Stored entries
** START **

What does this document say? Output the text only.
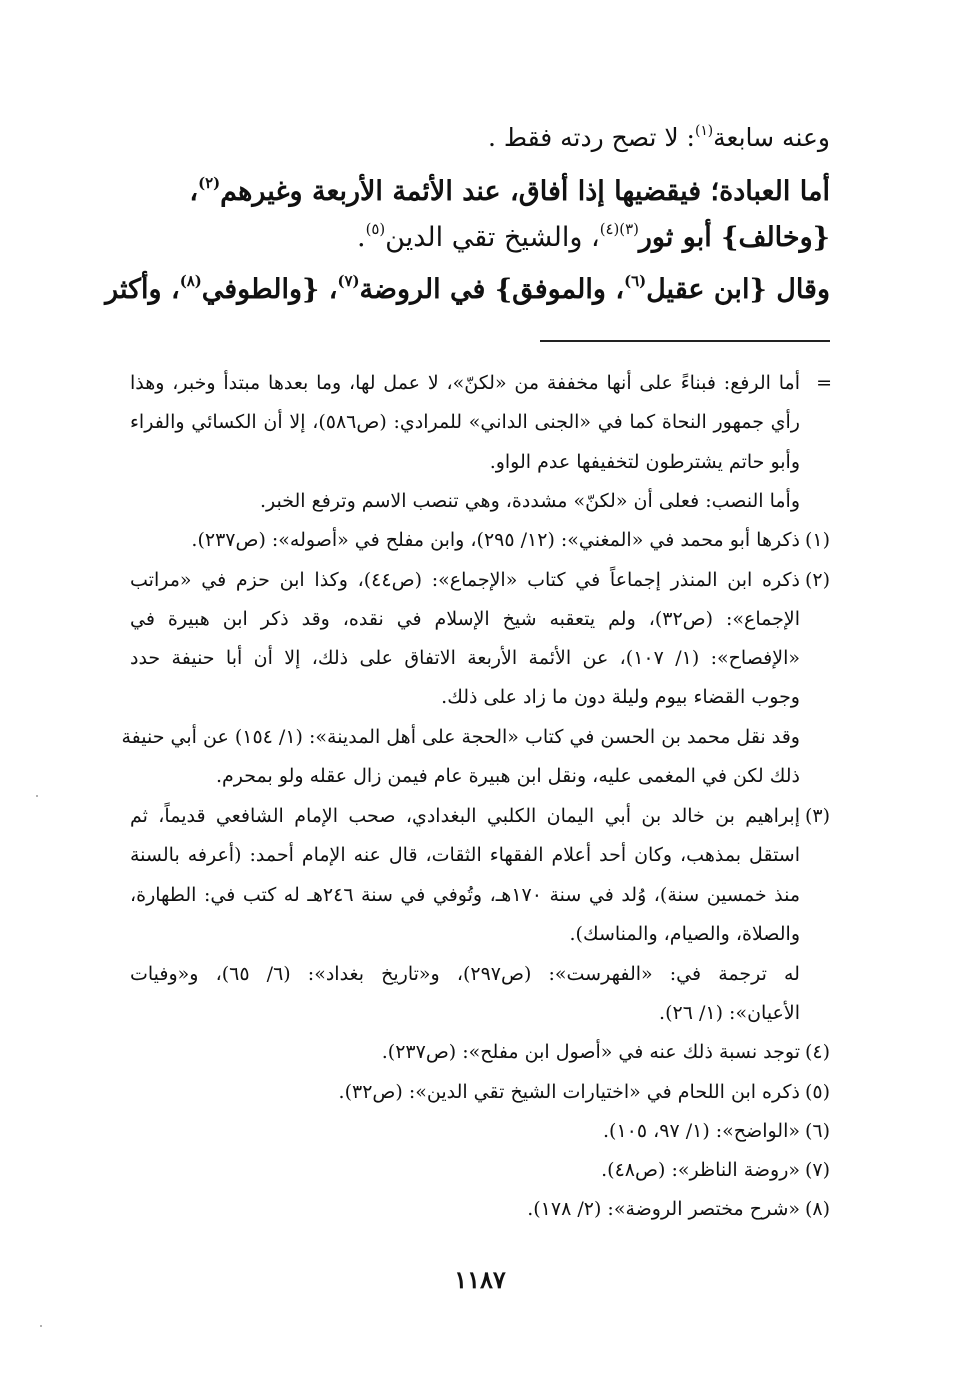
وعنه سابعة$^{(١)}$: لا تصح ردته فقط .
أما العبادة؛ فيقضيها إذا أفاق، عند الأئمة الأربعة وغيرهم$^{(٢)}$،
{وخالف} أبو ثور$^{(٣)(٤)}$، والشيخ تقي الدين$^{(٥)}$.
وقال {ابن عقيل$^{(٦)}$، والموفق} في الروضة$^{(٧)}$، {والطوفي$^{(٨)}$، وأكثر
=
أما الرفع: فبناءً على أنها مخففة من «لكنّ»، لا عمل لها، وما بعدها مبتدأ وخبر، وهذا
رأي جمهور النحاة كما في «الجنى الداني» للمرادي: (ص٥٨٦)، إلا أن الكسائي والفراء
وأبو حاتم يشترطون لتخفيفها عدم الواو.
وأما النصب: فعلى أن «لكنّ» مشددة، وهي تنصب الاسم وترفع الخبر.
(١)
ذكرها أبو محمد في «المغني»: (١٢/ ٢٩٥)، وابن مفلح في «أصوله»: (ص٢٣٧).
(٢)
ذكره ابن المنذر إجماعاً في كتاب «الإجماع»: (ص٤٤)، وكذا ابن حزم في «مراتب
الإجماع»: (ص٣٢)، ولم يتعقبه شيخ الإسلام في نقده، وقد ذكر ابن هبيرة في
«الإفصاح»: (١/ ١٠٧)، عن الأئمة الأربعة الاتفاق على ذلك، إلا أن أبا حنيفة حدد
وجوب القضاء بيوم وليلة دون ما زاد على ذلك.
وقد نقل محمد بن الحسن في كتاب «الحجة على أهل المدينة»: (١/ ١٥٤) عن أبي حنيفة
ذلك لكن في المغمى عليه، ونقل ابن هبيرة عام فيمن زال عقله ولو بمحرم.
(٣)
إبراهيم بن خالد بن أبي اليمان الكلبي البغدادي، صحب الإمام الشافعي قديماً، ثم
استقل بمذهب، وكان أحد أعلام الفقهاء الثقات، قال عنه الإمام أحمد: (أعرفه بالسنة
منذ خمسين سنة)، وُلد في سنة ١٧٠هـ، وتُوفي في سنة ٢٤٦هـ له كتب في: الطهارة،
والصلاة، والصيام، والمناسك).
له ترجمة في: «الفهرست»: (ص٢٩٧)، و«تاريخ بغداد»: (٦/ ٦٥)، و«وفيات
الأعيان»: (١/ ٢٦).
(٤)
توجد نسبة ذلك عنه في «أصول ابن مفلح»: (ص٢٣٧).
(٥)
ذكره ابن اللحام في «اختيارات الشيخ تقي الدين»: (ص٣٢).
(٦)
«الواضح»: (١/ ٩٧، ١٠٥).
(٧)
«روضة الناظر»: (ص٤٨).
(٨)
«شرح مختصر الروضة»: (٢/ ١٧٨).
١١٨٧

** END **
** START **

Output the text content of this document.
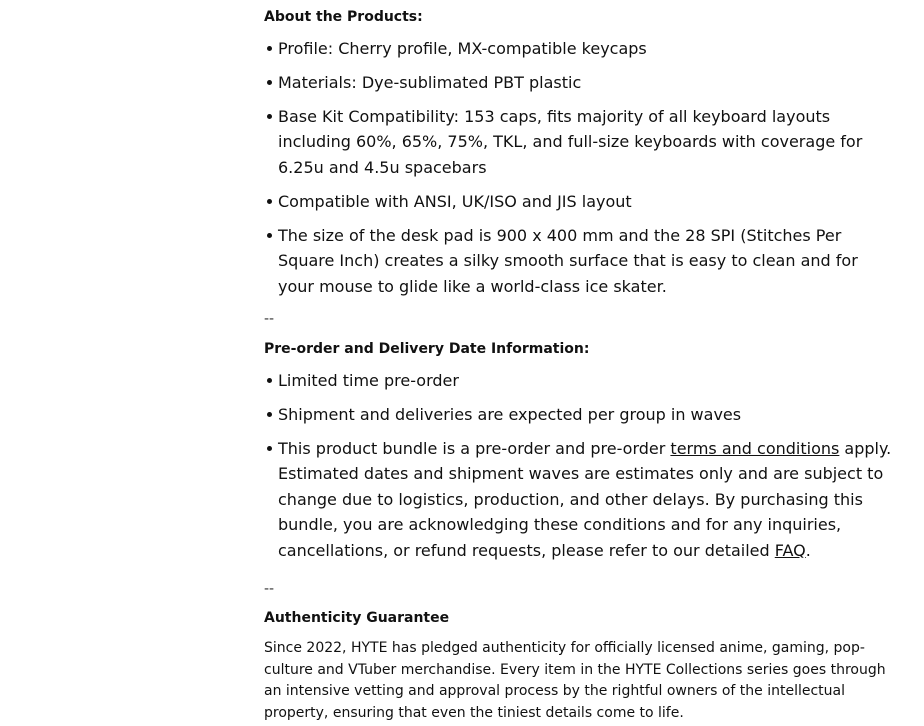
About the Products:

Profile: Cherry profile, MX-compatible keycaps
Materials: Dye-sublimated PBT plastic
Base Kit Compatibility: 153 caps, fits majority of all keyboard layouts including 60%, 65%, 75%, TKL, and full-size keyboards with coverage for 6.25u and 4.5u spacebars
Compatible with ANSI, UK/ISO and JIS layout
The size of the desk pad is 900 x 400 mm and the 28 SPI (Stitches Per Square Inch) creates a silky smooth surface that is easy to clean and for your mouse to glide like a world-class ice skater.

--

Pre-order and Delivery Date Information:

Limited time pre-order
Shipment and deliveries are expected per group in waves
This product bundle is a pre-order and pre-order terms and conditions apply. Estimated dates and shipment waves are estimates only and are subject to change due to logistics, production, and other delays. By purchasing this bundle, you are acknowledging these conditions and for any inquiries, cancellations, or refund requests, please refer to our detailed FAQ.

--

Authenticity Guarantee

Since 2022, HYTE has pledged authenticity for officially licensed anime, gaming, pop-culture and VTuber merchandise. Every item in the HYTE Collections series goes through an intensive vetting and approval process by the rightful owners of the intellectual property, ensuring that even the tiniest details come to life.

** END **
** START **

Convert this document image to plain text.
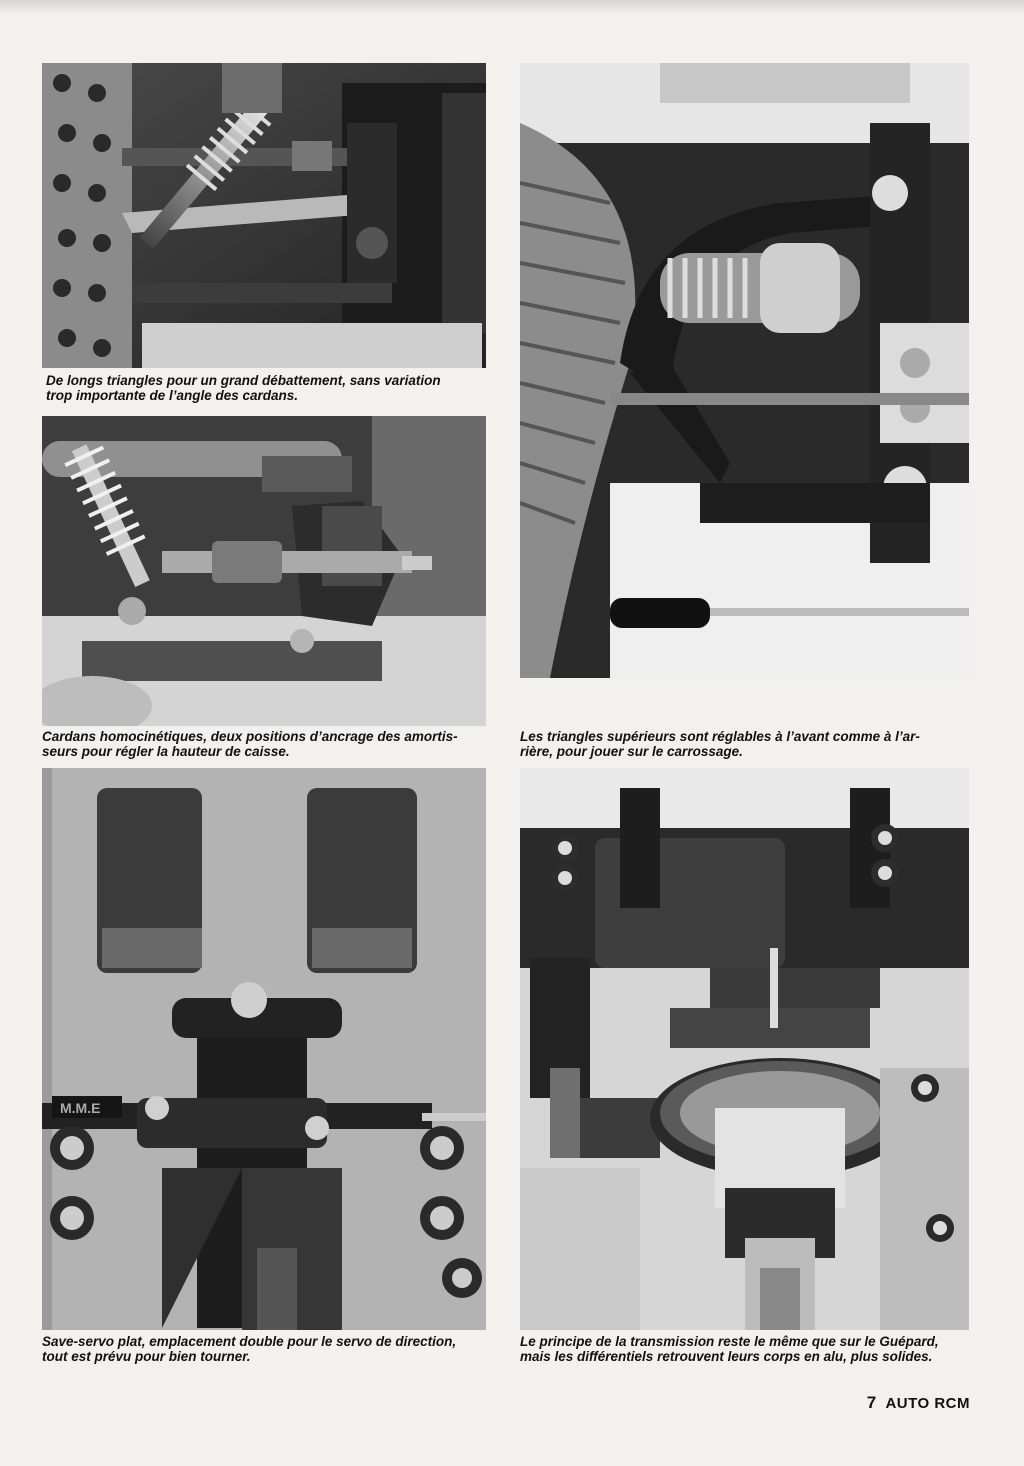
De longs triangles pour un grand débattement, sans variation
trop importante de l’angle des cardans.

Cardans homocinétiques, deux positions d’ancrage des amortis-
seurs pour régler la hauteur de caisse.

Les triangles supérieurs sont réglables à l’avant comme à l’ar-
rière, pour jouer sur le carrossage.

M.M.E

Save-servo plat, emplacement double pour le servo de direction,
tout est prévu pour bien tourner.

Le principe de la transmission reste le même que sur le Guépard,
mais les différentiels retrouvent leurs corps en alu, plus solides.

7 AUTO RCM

** END **

Which lines of the data above contain "الدين"? Copy each one.

### [WRITTEN RESPONSE]
{وخالف} أبو ثور$^{(٣)(٤)}$، والشيخ تقي الدين$^{(٥)}$.
ذكره ابن اللحام في «اختيارات الشيخ تقي الدين»: (ص٣٢).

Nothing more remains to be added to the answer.